DocketNumber: No. 2012-CP-01972-COA
Citation Numbers: 134 So. 3d 796, 2013 WL 5976765, 2013 Miss. App. LEXIS 767
Judges: Barnes, Carlton, Fair, Griffis, Irving, Ishee, James, Lee, Maxwell, Roberts
Filed Date: 11/12/2013
Status: Precedential
Modified Date: 10/19/2024
for the Court:
¶ 1. Milford Ivey pleaded guilty to two counts of fondling and one count of sexual battery. After a sentencing hearing, the Tishomingo County Circuit Court trial judge sentenced Ivey to fifteen years on one fondling count and twenty years, with five years suspended, on the sexual-battery count. The trial judge ordered the sentences on these two counts to run concurrently. On the other fondling count, the trial judge sentenced Ivey to fifteen years, but suspended the entire sentence.
¶ 2. Ivey timely filed a motion for post-conviction relief (PCR), raising several issues as follows: (1) he was subjected to double jeopardy; (2) his guilty plea was involuntary; (3) evidence was fabricated; and (4) his sentence exceeded his life expectancy. The trial judge denied Ivey’s PCR motion.
¶ 3. Ivey now appeals, asserting the following issues: (1) he was subjected to double jeopardy; (2) his sentence exceeded his life expectancy; (3) his guilty plea was involuntary; and (4) he was innocent.

--*--

TO DO:
- A) Answer these questions about the Ivey court opinion:
(i) Which county's circuit court sentenced Ivey?
(ii) How many years of the sexual-battery sentence were suspended?
(iii) On what date was the opinion filed?
- B) Could you revise the part of the Ivey court opinion that opens with the words containing "DocketNumber: No. 2012-CP-01972-COA" and closes with "the entire sentence.", changing "Tishomingo County" to "Alcorn County"?
- C) What comes next in the Ivey court opinion? Continue it from where it stops.
The listing that comes next is drawn from a separate source.

GIVEN DATA:
--*--

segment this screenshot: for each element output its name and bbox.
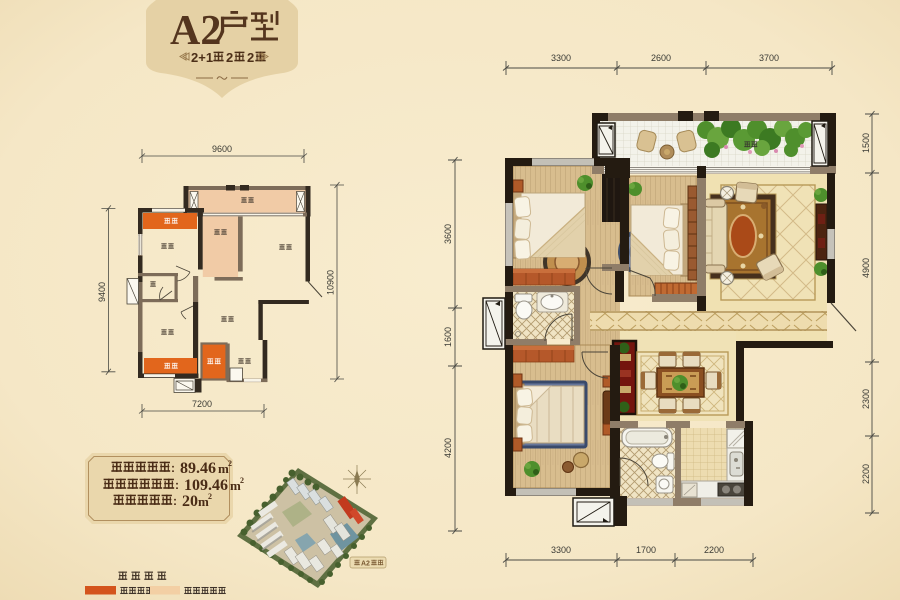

--*--

THE RESULTS:
- A)
(i) Tishomingo County
(ii) Five years
(iii) 11/12/2013

- B)
DocketNumber: No. 2012-CP-01972-COA
Citation Numbers: 134 So. 3d 796, 2013 WL 5976765, 2013 Miss. App. LEXIS 767
Judges: Barnes, Carlton, Fair, Griffis, Irving, Ishee, James, Lee, Maxwell, Roberts
Filed Date: 11/12/2013
Status: Precedential
Modified Date: 10/19/2024
for the Court:
¶ 1. Milford Ivey pleaded guilty to two counts of fondling and one count of sexual battery. After a sentencing hearing, the Alcorn County Circuit Court trial judge sentenced Ivey to fifteen years on one fondling count and twenty years, with five years suspended, on the sexual-battery count. The trial judge ordered the sentences on these two counts to run concurrently. On the other fondling count, the trial judge sentenced Ivey to fifteen years, but suspended the entire sentence.

- C)
STANDARD OF REVIEW
¶ 4. When reviewing a trial court’s denial or dismissal of a PCR motion, we will only disturb the trial court’s factual findings if they are clearly erroneous; however, we review the trial court’s legal conclusions under a de novo standard of review. Hughes v. State, 106 So.3d 836, 838 (¶ 4) (Miss.Ct.App.2012).
DISCUSSION
I. DOUBLE JEOPARDY
¶5. In his first issue on appeal, Ivey argues that his constitutional right
¶ 6. Count I of the indictment charges Ivey with fondling a minor child in July 2006, while Count II of the same indictment charges Ivey with sexual battery of this same child in May 2006.
¶ 7. Under the “same elements” test, each count must contain an element not contained in the other. Attempted sexual battery does not contain the element of gratification of lust. Furthermore, fondling does not require the element of penetration. Therefore, this issue is without merit.
II. ILLEGAL SENTENCE
¶ 8. Ivey next contends his sentence exceeded his life expectancy; thus, he received an illegal sentence. Ivey is under the impression he was to serve a total of thirty years in the custody of the Mississippi Department of Corrections (MDOC). However, his sentences in reality totaled fifteen years. During Ivey’s sentencing hearing, the trial judge noted he consulted an actuarial table in determining Ivey’s sentence. According to the trial judge, Ivey was sixty-six years old at the time of sentencing, and his life expectancy was 18.7 years. Ivey was also given credit for time served, which totaled almost two years. This issue is without merit.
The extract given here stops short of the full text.